Description of the task:
Find the string "الاثنين" and gather every line that holds it.

:: Stored data ::

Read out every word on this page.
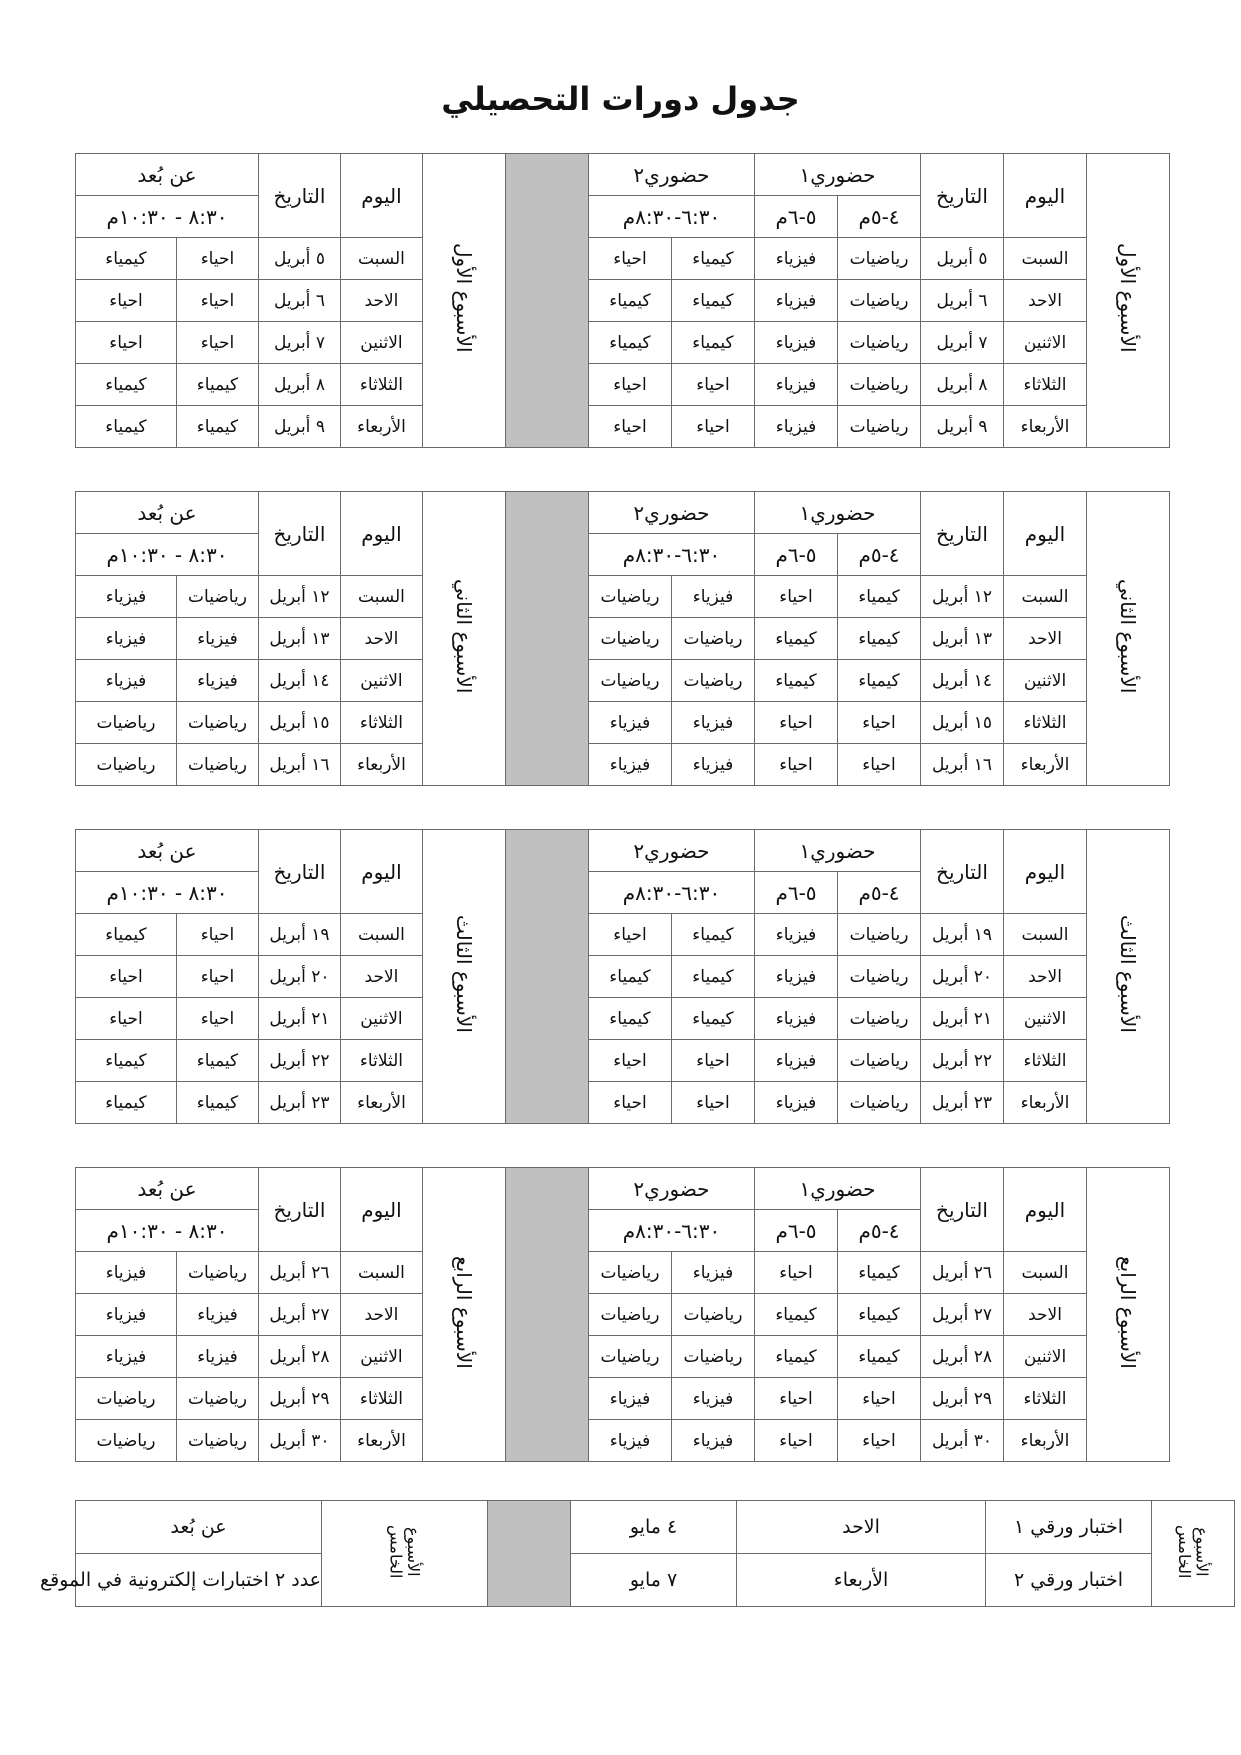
جدول دورات التحصيلي
الأسبوع الأول	اليوم	التاريخ	حضوري١		حضوري٢			الأسبوع الأول	اليوم	التاريخ	عن بُعد	
			٤-٥م	٥-٦م	٦:٣٠-٨:٣٠م						٨:٣٠ - ١٠:٣٠م	
	السبت	٥ أبريل	رياضيات	فيزياء	كيمياء	احياء			السبت	٥ أبريل	احياء	كيمياء
	الاحد	٦ أبريل	رياضيات	فيزياء	كيمياء	كيمياء			الاحد	٦ أبريل	احياء	احياء
	الاثنين	٧ أبريل	رياضيات	فيزياء	كيمياء	كيمياء			الاثنين	٧ أبريل	احياء	احياء
	الثلاثاء	٨ أبريل	رياضيات	فيزياء	احياء	احياء			الثلاثاء	٨ أبريل	كيمياء	كيمياء
	الأربعاء	٩ أبريل	رياضيات	فيزياء	احياء	احياء			الأربعاء	٩ أبريل	كيمياء	كيمياء
الأسبوع الثاني	اليوم	التاريخ	حضوري١		حضوري٢			الأسبوع الثاني	اليوم	التاريخ	عن بُعد	
			٤-٥م	٥-٦م	٦:٣٠-٨:٣٠م						٨:٣٠ - ١٠:٣٠م	
	السبت	١٢ أبريل	كيمياء	احياء	فيزياء	رياضيات			السبت	١٢ أبريل	رياضيات	فيزياء
	الاحد	١٣ أبريل	كيمياء	كيمياء	رياضيات	رياضيات			الاحد	١٣ أبريل	فيزياء	فيزياء
	الاثنين	١٤ أبريل	كيمياء	كيمياء	رياضيات	رياضيات			الاثنين	١٤ أبريل	فيزياء	فيزياء
	الثلاثاء	١٥ أبريل	احياء	احياء	فيزياء	فيزياء			الثلاثاء	١٥ أبريل	رياضيات	رياضيات
	الأربعاء	١٦ أبريل	احياء	احياء	فيزياء	فيزياء			الأربعاء	١٦ أبريل	رياضيات	رياضيات
الأسبوع الثالث	اليوم	التاريخ	حضوري١		حضوري٢			الأسبوع الثالث	اليوم	التاريخ	عن بُعد	
			٤-٥م	٥-٦م	٦:٣٠-٨:٣٠م						٨:٣٠ - ١٠:٣٠م	
	السبت	١٩ أبريل	رياضيات	فيزياء	كيمياء	احياء			السبت	١٩ أبريل	احياء	كيمياء
	الاحد	٢٠ أبريل	رياضيات	فيزياء	كيمياء	كيمياء			الاحد	٢٠ أبريل	احياء	احياء
	الاثنين	٢١ أبريل	رياضيات	فيزياء	كيمياء	كيمياء			الاثنين	٢١ أبريل	احياء	احياء
	الثلاثاء	٢٢ أبريل	رياضيات	فيزياء	احياء	احياء			الثلاثاء	٢٢ أبريل	كيمياء	كيمياء
	الأربعاء	٢٣ أبريل	رياضيات	فيزياء	احياء	احياء			الأربعاء	٢٣ أبريل	كيمياء	كيمياء
الأسبوع الرابع	اليوم	التاريخ	حضوري١		حضوري٢			الأسبوع الرابع	اليوم	التاريخ	عن بُعد	
			٤-٥م	٥-٦م	٦:٣٠-٨:٣٠م						٨:٣٠ - ١٠:٣٠م	
	السبت	٢٦ أبريل	كيمياء	احياء	فيزياء	رياضيات			السبت	٢٦ أبريل	رياضيات	فيزياء
	الاحد	٢٧ أبريل	كيمياء	كيمياء	رياضيات	رياضيات			الاحد	٢٧ أبريل	فيزياء	فيزياء
	الاثنين	٢٨ أبريل	كيمياء	كيمياء	رياضيات	رياضيات			الاثنين	٢٨ أبريل	فيزياء	فيزياء
	الثلاثاء	٢٩ أبريل	احياء	احياء	فيزياء	فيزياء			الثلاثاء	٢٩ أبريل	رياضيات	رياضيات
	الأربعاء	٣٠ أبريل	احياء	احياء	فيزياء	فيزياء			الأربعاء	٣٠ أبريل	رياضيات	رياضيات
الأسبوع الخامس	اختبار ورقي ١	الاحد	٤ مايو		الأسبوع الخامس	عن بُعد
	اختبار ورقي ٢	الأربعاء	٧ مايو			عدد ٢ اختبارات إلكترونية في الموقع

:::

Reply to the exercise:
	الاثنين	٧ أبريل	رياضيات	فيزياء	كيمياء	كيمياء			الاثنين	٧ أبريل	احياء	احياء
	الاثنين	١٤ أبريل	كيمياء	كيمياء	رياضيات	رياضيات			الاثنين	١٤ أبريل	فيزياء	فيزياء
	الاثنين	٢١ أبريل	رياضيات	فيزياء	كيمياء	كيمياء			الاثنين	٢١ أبريل	احياء	احياء
	الاثنين	٢٨ أبريل	كيمياء	كيمياء	رياضيات	رياضيات			الاثنين	٢٨ أبريل	فيزياء	فيزياء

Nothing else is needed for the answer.